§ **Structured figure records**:

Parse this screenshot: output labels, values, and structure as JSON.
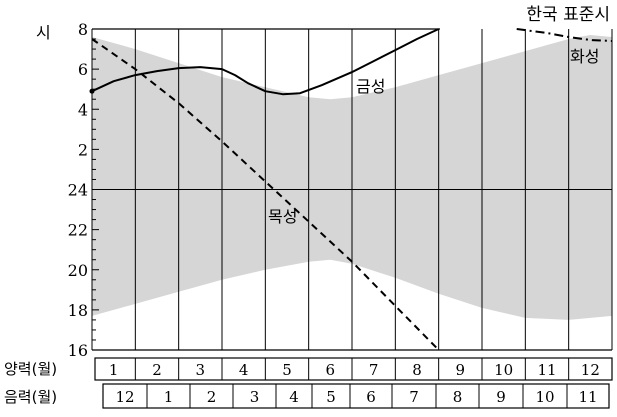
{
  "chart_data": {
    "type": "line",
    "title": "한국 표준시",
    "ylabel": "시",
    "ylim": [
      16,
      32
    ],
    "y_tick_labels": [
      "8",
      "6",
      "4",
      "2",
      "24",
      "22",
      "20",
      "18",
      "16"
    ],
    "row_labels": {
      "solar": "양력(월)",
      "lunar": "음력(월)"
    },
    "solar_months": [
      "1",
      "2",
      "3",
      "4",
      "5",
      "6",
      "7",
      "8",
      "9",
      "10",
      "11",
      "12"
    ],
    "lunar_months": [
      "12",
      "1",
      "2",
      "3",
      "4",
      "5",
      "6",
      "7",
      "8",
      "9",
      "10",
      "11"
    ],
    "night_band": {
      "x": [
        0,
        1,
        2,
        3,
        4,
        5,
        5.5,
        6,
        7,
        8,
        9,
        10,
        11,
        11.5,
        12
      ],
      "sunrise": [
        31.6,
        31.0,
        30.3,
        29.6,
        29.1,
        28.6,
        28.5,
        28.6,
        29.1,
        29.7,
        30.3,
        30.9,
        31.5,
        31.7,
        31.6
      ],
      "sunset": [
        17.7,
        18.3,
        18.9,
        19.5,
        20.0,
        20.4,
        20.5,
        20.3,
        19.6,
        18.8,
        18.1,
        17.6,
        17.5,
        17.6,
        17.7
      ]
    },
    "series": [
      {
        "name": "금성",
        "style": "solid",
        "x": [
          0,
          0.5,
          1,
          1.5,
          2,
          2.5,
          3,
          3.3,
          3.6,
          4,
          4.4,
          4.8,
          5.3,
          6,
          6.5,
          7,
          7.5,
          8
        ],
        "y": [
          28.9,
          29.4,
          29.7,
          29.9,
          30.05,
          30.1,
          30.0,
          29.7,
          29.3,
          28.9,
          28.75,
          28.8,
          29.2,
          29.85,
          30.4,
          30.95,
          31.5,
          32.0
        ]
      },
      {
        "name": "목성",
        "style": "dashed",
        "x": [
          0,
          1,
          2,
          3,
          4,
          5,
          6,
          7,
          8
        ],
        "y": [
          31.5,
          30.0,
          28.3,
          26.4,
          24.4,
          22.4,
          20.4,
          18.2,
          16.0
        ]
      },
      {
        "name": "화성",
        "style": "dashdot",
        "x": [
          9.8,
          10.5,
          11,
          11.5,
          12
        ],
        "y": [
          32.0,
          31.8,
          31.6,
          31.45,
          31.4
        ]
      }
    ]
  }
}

§ **GOAL OF THE EXERCISE**: All of the data above should be transcribed verbatim, with pictures omitted.

§ **ANSWER TO THIS PROBLEM**:
Parse this screenshot: output labels, values, and structure as JSON.
{
  "chart_data": {
    "type": "line",
    "title": "한국 표준시",
    "ylabel": "시",
    "ylim": [
      16,
      32
    ],
    "y_tick_labels": [
      "8",
      "6",
      "4",
      "2",
      "24",
      "22",
      "20",
      "18",
      "16"
    ],
    "row_labels": {
      "solar": "양력(월)",
      "lunar": "음력(월)"
    },
    "solar_months": [
      "1",
      "2",
      "3",
      "4",
      "5",
      "6",
      "7",
      "8",
      "9",
      "10",
      "11",
      "12"
    ],
    "lunar_months": [
      "12",
      "1",
      "2",
      "3",
      "4",
      "5",
      "6",
      "7",
      "8",
      "9",
      "10",
      "11"
    ],
    "night_band": {
      "x": [
        0,
        1,
        2,
        3,
        4,
        5,
        5.5,
        6,
        7,
        8,
        9,
        10,
        11,
        11.5,
        12
      ],
      "sunrise": [
        31.6,
        31.0,
        30.3,
        29.6,
        29.1,
        28.6,
        28.5,
        28.6,
        29.1,
        29.7,
        30.3,
        30.9,
        31.5,
        31.7,
        31.6
      ],
      "sunset": [
        17.7,
        18.3,
        18.9,
        19.5,
        20.0,
        20.4,
        20.5,
        20.3,
        19.6,
        18.8,
        18.1,
        17.6,
        17.5,
        17.6,
        17.7
      ]
    },
    "series": [
      {
        "name": "금성",
        "style": "solid",
        "x": [
          0,
          0.5,
          1,
          1.5,
          2,
          2.5,
          3,
          3.3,
          3.6,
          4,
          4.4,
          4.8,
          5.3,
          6,
          6.5,
          7,
          7.5,
          8
        ],
        "y": [
          28.9,
          29.4,
          29.7,
          29.9,
          30.05,
          30.1,
          30.0,
          29.7,
          29.3,
          28.9,
          28.75,
          28.8,
          29.2,
          29.85,
          30.4,
          30.95,
          31.5,
          32.0
        ]
      },
      {
        "name": "목성",
        "style": "dashed",
        "x": [
          0,
          1,
          2,
          3,
          4,
          5,
          6,
          7,
          8
        ],
        "y": [
          31.5,
          30.0,
          28.3,
          26.4,
          24.4,
          22.4,
          20.4,
          18.2,
          16.0
        ]
      },
      {
        "name": "화성",
        "style": "dashdot",
        "x": [
          9.8,
          10.5,
          11,
          11.5,
          12
        ],
        "y": [
          32.0,
          31.8,
          31.6,
          31.45,
          31.4
        ]
      }
    ]
  }
}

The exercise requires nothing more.